Goal of the exercise: Extract all lines that hold "Беларусбанк" from the records below.

The data:

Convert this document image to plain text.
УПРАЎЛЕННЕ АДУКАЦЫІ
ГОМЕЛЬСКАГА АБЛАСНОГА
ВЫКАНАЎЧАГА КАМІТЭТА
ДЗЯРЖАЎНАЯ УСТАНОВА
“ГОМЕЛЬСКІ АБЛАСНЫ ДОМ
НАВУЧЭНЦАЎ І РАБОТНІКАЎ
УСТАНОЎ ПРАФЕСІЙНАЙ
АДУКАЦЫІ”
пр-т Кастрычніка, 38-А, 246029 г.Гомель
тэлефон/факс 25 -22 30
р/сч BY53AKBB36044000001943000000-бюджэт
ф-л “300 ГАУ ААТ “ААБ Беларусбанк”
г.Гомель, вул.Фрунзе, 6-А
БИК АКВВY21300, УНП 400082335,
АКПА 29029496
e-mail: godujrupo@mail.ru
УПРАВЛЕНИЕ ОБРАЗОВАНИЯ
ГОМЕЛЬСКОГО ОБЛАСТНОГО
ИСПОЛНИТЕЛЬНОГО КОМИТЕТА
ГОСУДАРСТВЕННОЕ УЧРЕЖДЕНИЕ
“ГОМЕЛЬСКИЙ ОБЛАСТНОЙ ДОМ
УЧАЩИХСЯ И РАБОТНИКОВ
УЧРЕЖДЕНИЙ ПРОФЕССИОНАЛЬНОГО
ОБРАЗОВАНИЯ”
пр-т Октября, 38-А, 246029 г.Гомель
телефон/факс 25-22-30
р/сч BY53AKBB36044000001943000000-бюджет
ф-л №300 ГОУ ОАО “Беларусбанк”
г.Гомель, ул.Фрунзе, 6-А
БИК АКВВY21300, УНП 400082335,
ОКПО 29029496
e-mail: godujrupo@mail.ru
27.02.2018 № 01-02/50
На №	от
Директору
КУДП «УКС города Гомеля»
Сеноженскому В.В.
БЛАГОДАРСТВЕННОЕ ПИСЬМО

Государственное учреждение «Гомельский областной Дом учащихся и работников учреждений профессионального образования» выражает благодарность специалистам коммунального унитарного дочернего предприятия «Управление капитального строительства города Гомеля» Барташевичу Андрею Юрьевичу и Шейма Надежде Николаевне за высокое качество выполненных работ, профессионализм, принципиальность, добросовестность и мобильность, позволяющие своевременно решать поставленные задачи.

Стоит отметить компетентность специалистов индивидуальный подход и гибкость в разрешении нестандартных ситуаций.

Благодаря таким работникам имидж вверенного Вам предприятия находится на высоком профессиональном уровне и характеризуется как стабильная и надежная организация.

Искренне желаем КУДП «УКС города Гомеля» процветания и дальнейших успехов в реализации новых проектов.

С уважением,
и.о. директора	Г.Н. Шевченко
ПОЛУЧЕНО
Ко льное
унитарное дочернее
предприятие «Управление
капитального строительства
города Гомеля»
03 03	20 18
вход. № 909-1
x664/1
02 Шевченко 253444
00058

Result of the task:
ф-л “300 ГАУ ААТ “ААБ Беларусбанк”
ф-л №300 ГОУ ОАО “Беларусбанк”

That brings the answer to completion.